> _Document segment_:
[Start of section]

It wasn't always like this. In the 1960s and 70s, urban demands from the peripheries were a fundamental vector of popular mobilization, which led to special attention being given to municipalities at the time of the 88 Constitution and during redemocratization. The most striking advance of the left in Brazil, while at the federal level the conservative governments continued (Sarney, Collor, FHC) was precisely the real attention to the most suffering people in the municipalities, thanks to “democratic and popular management”, mostly by the PT , but not only that, and which constituted a virtuous cycle that at some point marked a significant number of large cities in the country. Ermínia Maricato often remembers how programs such as the Participatory Budget, the Integral Schools, the Self-Managed Mutirões, the Bilhete Único, became a showcase of the capacity to face urban inequalities, including at the international level. Our “know-how” became a reference and, as she says, even the “bus corridor” that emerged in Curitiba (under PDT management) traveled the world and came back here renamed “BRT-Bus Rapid Transport”. It was also the time for major advances in urban regulatory frameworks, not only in planning, with Master Plans, but in diverse areas such as sanitation or mobility, the subject of relevant federal laws.

But the victory of the left in several states and, in 2002, for the presidency, perhaps made – this is a hypothesis – the municipal problem to be sidelined, in view of the new management challenges in state and, above all, federal governments. Furthermore, if the federative pact of the 88 Constitution was a step forward, on the other hand, its arrangement left municipalities with many responsibilities, but with few resources to do so. It was a little less serious in the large metropolises, but a system of financial dependence on the States and the Union made municipal management very difficult, and they became even more subject to political agreements (with the States, with parliamentarians who authored budget amendments, etc.) to sustain itself. While we advance in nationalized disputes, both in successive presidential administrations and in regulatory achievements – the Statute of the City, in 2001, is an excellent example – in municipalities we begin to witness a back-and-forth of advances and retreats, in punctual leftist administrations , but often destroyed by subsequent ultraconservative governments. The example of São Paulo is symptomatic, with extremely innovative PT governments, interspersed with eight-year terms of right-wing mayors who paralyzed everything that was being done (for example, bus lanes, CEUs…) or destroyed the successful policies that had been undertaken (let us take, for example, the harm reduction program for the population in a situation of dependency “De Braços Abertos”, under Haddad's administration).

[End of section]

> _Data excerpts_:
[Start of section]

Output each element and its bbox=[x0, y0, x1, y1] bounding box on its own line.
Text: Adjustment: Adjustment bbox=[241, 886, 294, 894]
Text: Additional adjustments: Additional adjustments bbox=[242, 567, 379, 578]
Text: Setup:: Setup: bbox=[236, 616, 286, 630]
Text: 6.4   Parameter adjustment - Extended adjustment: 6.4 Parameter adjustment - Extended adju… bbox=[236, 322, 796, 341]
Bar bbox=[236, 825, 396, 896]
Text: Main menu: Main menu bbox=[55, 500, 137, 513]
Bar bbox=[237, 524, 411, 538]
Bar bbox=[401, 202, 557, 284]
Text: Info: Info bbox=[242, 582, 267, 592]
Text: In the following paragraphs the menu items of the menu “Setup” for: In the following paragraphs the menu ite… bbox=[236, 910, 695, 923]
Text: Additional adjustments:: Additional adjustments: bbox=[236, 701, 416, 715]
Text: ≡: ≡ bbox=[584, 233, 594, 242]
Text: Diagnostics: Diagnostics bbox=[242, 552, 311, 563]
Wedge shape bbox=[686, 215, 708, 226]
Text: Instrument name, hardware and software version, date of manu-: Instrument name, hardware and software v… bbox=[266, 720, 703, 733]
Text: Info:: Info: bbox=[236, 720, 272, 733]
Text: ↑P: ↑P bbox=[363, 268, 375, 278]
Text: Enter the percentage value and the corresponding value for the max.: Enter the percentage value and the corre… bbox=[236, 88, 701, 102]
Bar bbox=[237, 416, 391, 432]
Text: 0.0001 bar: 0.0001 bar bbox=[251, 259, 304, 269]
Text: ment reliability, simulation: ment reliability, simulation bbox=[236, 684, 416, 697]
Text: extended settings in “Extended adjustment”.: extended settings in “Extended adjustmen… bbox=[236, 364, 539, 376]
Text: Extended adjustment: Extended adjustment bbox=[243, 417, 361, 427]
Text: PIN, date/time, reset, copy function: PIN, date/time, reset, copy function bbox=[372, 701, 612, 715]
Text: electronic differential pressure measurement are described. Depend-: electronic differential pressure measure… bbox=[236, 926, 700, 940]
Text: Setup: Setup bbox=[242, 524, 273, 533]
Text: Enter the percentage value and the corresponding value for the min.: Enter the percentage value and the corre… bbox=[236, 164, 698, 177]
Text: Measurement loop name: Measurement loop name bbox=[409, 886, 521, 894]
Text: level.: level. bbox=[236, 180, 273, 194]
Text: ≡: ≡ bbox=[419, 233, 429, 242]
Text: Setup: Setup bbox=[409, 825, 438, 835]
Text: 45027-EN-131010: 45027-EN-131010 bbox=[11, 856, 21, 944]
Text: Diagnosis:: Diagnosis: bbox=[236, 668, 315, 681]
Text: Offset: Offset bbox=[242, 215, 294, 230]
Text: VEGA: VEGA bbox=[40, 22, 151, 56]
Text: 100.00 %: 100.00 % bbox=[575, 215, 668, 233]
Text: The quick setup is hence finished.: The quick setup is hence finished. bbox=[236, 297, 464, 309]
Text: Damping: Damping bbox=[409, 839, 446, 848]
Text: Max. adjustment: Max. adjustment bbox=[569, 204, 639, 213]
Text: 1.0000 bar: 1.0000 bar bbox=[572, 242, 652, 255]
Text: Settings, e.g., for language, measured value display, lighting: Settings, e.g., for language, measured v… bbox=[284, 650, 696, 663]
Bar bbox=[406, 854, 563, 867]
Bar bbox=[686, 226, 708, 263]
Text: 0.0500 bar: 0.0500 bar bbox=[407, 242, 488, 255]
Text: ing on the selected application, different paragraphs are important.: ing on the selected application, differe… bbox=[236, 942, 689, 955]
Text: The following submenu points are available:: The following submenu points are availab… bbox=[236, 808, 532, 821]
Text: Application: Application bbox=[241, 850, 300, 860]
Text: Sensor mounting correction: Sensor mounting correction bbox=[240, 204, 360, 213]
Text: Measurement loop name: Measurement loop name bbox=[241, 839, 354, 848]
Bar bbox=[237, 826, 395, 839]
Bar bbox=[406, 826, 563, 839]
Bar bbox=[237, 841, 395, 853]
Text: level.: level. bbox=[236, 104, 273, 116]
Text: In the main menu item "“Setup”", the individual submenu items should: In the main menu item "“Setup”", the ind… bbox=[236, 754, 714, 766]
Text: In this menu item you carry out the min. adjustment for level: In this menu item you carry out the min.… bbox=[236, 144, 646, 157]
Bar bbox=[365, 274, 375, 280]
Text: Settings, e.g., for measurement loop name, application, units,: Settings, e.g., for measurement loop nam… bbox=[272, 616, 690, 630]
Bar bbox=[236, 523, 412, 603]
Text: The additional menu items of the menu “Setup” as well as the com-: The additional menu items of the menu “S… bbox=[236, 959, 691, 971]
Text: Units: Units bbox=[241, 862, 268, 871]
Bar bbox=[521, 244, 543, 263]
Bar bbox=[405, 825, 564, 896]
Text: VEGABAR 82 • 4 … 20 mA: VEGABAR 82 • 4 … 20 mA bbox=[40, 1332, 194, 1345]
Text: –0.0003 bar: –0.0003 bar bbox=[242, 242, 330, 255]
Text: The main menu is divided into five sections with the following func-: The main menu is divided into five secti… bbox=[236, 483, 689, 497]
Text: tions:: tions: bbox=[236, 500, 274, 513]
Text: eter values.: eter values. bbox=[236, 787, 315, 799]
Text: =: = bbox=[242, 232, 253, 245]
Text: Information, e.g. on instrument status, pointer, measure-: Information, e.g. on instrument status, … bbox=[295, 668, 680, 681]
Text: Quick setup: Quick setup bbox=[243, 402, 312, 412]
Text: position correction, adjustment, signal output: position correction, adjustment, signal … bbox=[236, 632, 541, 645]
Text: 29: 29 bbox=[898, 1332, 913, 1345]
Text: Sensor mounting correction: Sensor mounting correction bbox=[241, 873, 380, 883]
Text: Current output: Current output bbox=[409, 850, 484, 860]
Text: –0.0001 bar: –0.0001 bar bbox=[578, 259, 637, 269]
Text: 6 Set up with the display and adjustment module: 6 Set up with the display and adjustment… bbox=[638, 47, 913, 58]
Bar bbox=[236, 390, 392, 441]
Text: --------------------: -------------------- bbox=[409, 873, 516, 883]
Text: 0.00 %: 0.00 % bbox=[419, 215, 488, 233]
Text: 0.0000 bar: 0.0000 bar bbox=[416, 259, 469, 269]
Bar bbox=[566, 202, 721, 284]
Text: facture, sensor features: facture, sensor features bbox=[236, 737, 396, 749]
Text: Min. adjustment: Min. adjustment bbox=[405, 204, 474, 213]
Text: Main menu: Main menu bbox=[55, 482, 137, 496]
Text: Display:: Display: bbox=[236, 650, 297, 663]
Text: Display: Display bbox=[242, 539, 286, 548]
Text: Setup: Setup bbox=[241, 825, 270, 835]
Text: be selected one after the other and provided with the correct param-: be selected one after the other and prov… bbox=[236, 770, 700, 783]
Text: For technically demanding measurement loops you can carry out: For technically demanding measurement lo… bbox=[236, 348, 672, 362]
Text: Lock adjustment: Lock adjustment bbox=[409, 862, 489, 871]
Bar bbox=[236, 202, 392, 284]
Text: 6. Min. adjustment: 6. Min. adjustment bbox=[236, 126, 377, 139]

[End of section]

> _To do_:
In the passage about municipal politics in Brazil, list the programs that Ermínia Maricato remembers as a showcase of the capacity to face urban inequalities.

> _Task result_:
- Participatory Budget
- Integral Schools
- Self-Managed Mutirões
- Bilhete Único